*EXERCISE:*
Repeat the listing exactly as given, omitting every image.

[Dataset rows]
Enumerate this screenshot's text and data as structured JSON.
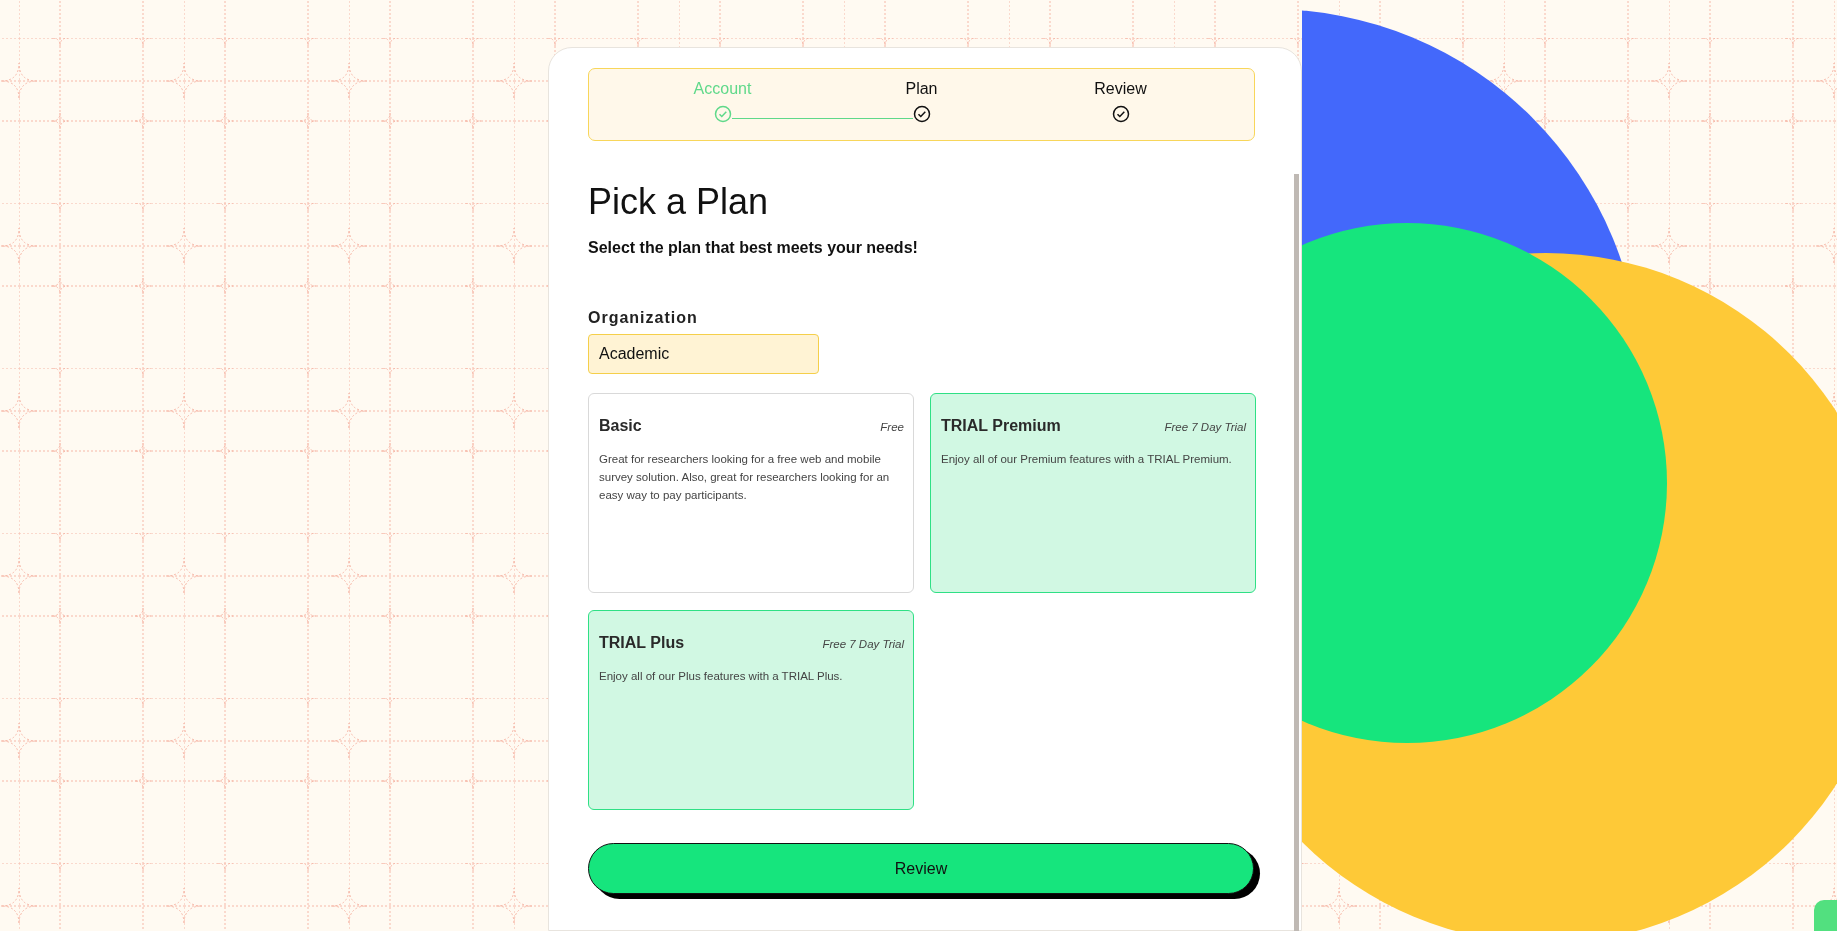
{
  "steps": [
    {
      "label": "Account",
      "completed": true
    },
    {
      "label": "Plan",
      "completed": false
    },
    {
      "label": "Review",
      "completed": false
    }
  ],
  "title": "Pick a Plan",
  "subtitle": "Select the plan that best meets your needs!",
  "organization": {
    "label": "Organization",
    "value": "Academic"
  },
  "plans": [
    {
      "kind": "free",
      "name": "Basic",
      "price": "Free",
      "description": "Great for researchers looking for a free web and mobile survey solution. Also, great for researchers looking for an easy way to pay participants."
    },
    {
      "kind": "trial",
      "name": "TRIAL Premium",
      "price": "Free 7 Day Trial",
      "description": "Enjoy all of our Premium features with a TRIAL Premium."
    },
    {
      "kind": "trial",
      "name": "TRIAL Plus",
      "price": "Free 7 Day Trial",
      "description": "Enjoy all of our Plus features with a TRIAL Plus."
    }
  ],
  "review_button": "Review"
}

*TASK OUTPUT:*
Enumerate this screenshot's text and data as structured JSON.
{
  "steps": [
    {
      "label": "Account",
      "completed": true
    },
    {
      "label": "Plan",
      "completed": false
    },
    {
      "label": "Review",
      "completed": false
    }
  ],
  "title": "Pick a Plan",
  "subtitle": "Select the plan that best meets your needs!",
  "organization": {
    "label": "Organization",
    "value": "Academic"
  },
  "plans": [
    {
      "kind": "free",
      "name": "Basic",
      "price": "Free",
      "description": "Great for researchers looking for a free web and mobile survey solution. Also, great for researchers looking for an easy way to pay participants."
    },
    {
      "kind": "trial",
      "name": "TRIAL Premium",
      "price": "Free 7 Day Trial",
      "description": "Enjoy all of our Premium features with a TRIAL Premium."
    },
    {
      "kind": "trial",
      "name": "TRIAL Plus",
      "price": "Free 7 Day Trial",
      "description": "Enjoy all of our Plus features with a TRIAL Plus."
    }
  ],
  "review_button": "Review"
}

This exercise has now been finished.